------ Input ------
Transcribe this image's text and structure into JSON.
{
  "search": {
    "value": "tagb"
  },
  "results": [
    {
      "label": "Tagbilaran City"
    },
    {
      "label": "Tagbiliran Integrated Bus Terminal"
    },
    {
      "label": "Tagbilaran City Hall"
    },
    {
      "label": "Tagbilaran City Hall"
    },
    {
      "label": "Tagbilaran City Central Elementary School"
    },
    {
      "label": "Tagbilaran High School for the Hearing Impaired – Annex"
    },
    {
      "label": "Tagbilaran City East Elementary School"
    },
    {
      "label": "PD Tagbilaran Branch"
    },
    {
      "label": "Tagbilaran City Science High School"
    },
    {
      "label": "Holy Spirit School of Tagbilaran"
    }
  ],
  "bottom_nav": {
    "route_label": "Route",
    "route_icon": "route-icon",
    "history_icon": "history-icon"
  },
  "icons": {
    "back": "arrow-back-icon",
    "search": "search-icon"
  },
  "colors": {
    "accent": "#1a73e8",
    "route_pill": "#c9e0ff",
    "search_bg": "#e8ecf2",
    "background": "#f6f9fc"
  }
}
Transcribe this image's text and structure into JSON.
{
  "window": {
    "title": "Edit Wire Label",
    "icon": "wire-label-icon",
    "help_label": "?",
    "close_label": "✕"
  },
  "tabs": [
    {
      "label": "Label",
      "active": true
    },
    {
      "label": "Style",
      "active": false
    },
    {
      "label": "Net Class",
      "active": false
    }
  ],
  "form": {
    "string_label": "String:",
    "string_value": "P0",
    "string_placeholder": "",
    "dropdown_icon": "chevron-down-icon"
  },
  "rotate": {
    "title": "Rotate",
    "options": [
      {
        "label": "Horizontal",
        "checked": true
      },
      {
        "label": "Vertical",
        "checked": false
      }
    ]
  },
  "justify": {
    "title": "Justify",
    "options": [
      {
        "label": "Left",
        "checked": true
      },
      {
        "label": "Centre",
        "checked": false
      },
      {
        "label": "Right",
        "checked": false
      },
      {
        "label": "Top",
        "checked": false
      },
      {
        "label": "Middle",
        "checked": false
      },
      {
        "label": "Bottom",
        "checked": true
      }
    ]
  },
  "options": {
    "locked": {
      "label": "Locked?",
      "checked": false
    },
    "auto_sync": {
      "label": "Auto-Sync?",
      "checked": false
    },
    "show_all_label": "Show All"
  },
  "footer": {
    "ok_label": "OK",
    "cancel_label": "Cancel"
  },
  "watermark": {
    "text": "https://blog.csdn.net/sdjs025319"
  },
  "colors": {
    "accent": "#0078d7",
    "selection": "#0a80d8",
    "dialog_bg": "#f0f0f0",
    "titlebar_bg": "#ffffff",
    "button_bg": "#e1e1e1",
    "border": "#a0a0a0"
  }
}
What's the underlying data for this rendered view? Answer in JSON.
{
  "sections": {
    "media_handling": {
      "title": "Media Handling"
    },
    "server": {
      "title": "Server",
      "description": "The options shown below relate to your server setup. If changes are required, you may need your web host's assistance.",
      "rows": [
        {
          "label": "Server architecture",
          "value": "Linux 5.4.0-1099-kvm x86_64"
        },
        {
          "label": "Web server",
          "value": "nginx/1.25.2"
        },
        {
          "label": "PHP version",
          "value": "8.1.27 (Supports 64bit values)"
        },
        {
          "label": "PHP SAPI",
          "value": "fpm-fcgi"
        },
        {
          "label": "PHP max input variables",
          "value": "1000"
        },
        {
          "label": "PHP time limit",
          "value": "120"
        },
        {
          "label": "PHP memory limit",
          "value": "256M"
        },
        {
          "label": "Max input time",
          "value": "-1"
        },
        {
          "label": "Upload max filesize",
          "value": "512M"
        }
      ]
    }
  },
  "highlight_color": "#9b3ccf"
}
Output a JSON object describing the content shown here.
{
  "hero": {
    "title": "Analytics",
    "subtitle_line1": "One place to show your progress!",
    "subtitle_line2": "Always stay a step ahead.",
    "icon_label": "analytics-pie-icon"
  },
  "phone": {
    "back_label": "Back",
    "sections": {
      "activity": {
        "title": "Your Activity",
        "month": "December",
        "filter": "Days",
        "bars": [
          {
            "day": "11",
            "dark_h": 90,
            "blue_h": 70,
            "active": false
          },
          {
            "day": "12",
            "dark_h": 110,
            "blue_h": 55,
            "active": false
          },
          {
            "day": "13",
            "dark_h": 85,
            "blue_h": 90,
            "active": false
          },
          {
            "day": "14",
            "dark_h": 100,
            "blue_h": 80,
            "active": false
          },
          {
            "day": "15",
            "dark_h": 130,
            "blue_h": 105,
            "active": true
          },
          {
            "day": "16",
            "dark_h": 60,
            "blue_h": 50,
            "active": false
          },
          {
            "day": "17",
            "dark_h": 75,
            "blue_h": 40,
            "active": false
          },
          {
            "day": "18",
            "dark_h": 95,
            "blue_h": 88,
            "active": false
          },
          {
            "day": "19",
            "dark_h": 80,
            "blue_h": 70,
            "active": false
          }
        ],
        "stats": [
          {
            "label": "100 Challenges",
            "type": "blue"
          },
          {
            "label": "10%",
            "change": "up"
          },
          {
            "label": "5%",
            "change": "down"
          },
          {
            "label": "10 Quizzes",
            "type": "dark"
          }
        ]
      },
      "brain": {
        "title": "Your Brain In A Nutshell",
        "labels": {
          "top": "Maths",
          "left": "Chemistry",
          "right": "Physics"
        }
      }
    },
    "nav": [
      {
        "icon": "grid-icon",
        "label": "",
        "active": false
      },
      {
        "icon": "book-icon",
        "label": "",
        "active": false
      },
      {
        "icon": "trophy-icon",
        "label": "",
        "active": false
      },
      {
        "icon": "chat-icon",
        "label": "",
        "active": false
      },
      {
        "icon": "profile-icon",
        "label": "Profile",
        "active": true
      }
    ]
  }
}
------
Transcribe the whole listing exactly.

Transcribe this image's text and structure into JSON.
{
  "search": {
    "value": "tagb"
  },
  "results": [
    {
      "label": "Tagbilaran City"
    },
    {
      "label": "Tagbiliran Integrated Bus Terminal"
    },
    {
      "label": "Tagbilaran City Hall"
    },
    {
      "label": "Tagbilaran City Hall"
    },
    {
      "label": "Tagbilaran City Central Elementary School"
    },
    {
      "label": "Tagbilaran High School for the Hearing Impaired – Annex"
    },
    {
      "label": "Tagbilaran City East Elementary School"
    },
    {
      "label": "PD Tagbilaran Branch"
    },
    {
      "label": "Tagbilaran City Science High School"
    },
    {
      "label": "Holy Spirit School of Tagbilaran"
    }
  ],
  "bottom_nav": {
    "route_label": "Route",
    "route_icon": "route-icon",
    "history_icon": "history-icon"
  },
  "icons": {
    "back": "arrow-back-icon",
    "search": "search-icon"
  },
  "colors": {
    "accent": "#1a73e8",
    "route_pill": "#c9e0ff",
    "search_bg": "#e8ecf2",
    "background": "#f6f9fc"
  }
}
Transcribe this image's text and structure into JSON.
{
  "window": {
    "title": "Edit Wire Label",
    "icon": "wire-label-icon",
    "help_label": "?",
    "close_label": "✕"
  },
  "tabs": [
    {
      "label": "Label",
      "active": true
    },
    {
      "label": "Style",
      "active": false
    },
    {
      "label": "Net Class",
      "active": false
    }
  ],
  "form": {
    "string_label": "String:",
    "string_value": "P0",
    "string_placeholder": "",
    "dropdown_icon": "chevron-down-icon"
  },
  "rotate": {
    "title": "Rotate",
    "options": [
      {
        "label": "Horizontal",
        "checked": true
      },
      {
        "label": "Vertical",
        "checked": false
      }
    ]
  },
  "justify": {
    "title": "Justify",
    "options": [
      {
        "label": "Left",
        "checked": true
      },
      {
        "label": "Centre",
        "checked": false
      },
      {
        "label": "Right",
        "checked": false
      },
      {
        "label": "Top",
        "checked": false
      },
      {
        "label": "Middle",
        "checked": false
      },
      {
        "label": "Bottom",
        "checked": true
      }
    ]
  },
  "options": {
    "locked": {
      "label": "Locked?",
      "checked": false
    },
    "auto_sync": {
      "label": "Auto-Sync?",
      "checked": false
    },
    "show_all_label": "Show All"
  },
  "footer": {
    "ok_label": "OK",
    "cancel_label": "Cancel"
  },
  "watermark": {
    "text": "https://blog.csdn.net/sdjs025319"
  },
  "colors": {
    "accent": "#0078d7",
    "selection": "#0a80d8",
    "dialog_bg": "#f0f0f0",
    "titlebar_bg": "#ffffff",
    "button_bg": "#e1e1e1",
    "border": "#a0a0a0"
  }
}
What's the underlying data for this rendered view? Answer in JSON.
{
  "sections": {
    "media_handling": {
      "title": "Media Handling"
    },
    "server": {
      "title": "Server",
      "description": "The options shown below relate to your server setup. If changes are required, you may need your web host's assistance.",
      "rows": [
        {
          "label": "Server architecture",
          "value": "Linux 5.4.0-1099-kvm x86_64"
        },
        {
          "label": "Web server",
          "value": "nginx/1.25.2"
        },
        {
          "label": "PHP version",
          "value": "8.1.27 (Supports 64bit values)"
        },
        {
          "label": "PHP SAPI",
          "value": "fpm-fcgi"
        },
        {
          "label": "PHP max input variables",
          "value": "1000"
        },
        {
          "label": "PHP time limit",
          "value": "120"
        },
        {
          "label": "PHP memory limit",
          "value": "256M"
        },
        {
          "label": "Max input time",
          "value": "-1"
        },
        {
          "label": "Upload max filesize",
          "value": "512M"
        }
      ]
    }
  },
  "highlight_color": "#9b3ccf"
}
Output a JSON object describing the content shown here.
{
  "hero": {
    "title": "Analytics",
    "subtitle_line1": "One place to show your progress!",
    "subtitle_line2": "Always stay a step ahead.",
    "icon_label": "analytics-pie-icon"
  },
  "phone": {
    "back_label": "Back",
    "sections": {
      "activity": {
        "title": "Your Activity",
        "month": "December",
        "filter": "Days",
        "bars": [
          {
            "day": "11",
            "dark_h": 90,
            "blue_h": 70,
            "active": false
          },
          {
            "day": "12",
            "dark_h": 110,
            "blue_h": 55,
            "active": false
          },
          {
            "day": "13",
            "dark_h": 85,
            "blue_h": 90,
            "active": false
          },
          {
            "day": "14",
            "dark_h": 100,
            "blue_h": 80,
            "active": false
          },
          {
            "day": "15",
            "dark_h": 130,
            "blue_h": 105,
            "active": true
          },
          {
            "day": "16",
            "dark_h": 60,
            "blue_h": 50,
            "active": false
          },
          {
            "day": "17",
            "dark_h": 75,
            "blue_h": 40,
            "active": false
          },
          {
            "day": "18",
            "dark_h": 95,
            "blue_h": 88,
            "active": false
          },
          {
            "day": "19",
            "dark_h": 80,
            "blue_h": 70,
            "active": false
          }
        ],
        "stats": [
          {
            "label": "100 Challenges",
            "type": "blue"
          },
          {
            "label": "10%",
            "change": "up"
          },
          {
            "label": "5%",
            "change": "down"
          },
          {
            "label": "10 Quizzes",
            "type": "dark"
          }
        ]
      },
      "brain": {
        "title": "Your Brain In A Nutshell",
        "labels": {
          "top": "Maths",
          "left": "Chemistry",
          "right": "Physics"
        }
      }
    },
    "nav": [
      {
        "icon": "grid-icon",
        "label": "",
        "active": false
      },
      {
        "icon": "book-icon",
        "label": "",
        "active": false
      },
      {
        "icon": "trophy-icon",
        "label": "",
        "active": false
      },
      {
        "icon": "chat-icon",
        "label": "",
        "active": false
      },
      {
        "icon": "profile-icon",
        "label": "Profile",
        "active": true
      }
    ]
  }
}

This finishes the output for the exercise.